[Rows from a dataset]
= = = =

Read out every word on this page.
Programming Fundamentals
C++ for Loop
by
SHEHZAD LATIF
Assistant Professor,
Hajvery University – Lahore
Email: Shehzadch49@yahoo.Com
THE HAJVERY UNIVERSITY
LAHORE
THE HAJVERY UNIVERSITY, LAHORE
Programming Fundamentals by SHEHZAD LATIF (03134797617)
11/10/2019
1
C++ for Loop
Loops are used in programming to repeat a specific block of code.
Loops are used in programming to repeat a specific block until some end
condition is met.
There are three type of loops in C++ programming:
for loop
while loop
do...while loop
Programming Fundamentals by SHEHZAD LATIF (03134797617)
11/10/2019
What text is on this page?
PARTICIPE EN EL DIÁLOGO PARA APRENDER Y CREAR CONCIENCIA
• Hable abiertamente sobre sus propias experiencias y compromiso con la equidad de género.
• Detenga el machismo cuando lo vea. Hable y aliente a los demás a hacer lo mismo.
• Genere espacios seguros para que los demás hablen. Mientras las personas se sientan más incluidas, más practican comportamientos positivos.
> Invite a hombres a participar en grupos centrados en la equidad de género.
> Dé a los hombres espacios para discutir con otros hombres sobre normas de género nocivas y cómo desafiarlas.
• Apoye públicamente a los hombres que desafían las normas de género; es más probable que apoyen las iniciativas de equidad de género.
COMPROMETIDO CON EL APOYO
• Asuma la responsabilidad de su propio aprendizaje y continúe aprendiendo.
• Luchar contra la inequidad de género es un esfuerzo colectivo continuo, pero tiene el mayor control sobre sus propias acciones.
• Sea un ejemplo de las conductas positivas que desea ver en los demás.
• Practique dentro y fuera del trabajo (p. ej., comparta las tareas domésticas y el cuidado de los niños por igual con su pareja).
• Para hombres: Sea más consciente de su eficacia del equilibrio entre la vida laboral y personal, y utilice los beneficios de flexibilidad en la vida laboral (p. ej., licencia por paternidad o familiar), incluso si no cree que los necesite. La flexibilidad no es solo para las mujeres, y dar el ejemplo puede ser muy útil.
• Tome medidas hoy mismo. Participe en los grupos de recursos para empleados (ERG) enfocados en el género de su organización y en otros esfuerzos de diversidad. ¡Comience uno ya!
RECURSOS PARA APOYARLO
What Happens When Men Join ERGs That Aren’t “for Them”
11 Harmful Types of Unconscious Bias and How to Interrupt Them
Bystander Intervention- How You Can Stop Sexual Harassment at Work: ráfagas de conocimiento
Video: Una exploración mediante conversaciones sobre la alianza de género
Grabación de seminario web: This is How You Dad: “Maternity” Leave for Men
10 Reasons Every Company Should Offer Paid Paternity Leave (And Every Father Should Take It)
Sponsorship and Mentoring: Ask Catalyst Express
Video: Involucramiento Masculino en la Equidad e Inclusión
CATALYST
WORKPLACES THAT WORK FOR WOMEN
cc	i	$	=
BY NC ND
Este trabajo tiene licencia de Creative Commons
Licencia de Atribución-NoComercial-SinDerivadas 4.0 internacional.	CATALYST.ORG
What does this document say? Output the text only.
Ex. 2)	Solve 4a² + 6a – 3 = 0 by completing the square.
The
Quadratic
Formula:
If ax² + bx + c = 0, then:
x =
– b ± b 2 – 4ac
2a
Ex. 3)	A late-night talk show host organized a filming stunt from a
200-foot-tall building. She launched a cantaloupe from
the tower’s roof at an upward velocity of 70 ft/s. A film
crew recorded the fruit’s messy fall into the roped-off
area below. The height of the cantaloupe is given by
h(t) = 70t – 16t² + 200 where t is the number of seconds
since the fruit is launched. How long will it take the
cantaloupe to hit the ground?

= = = =

**What is being asked:** Across the material above, count every line holding "Leave" and write down only the number.

**Answer for the task:** 2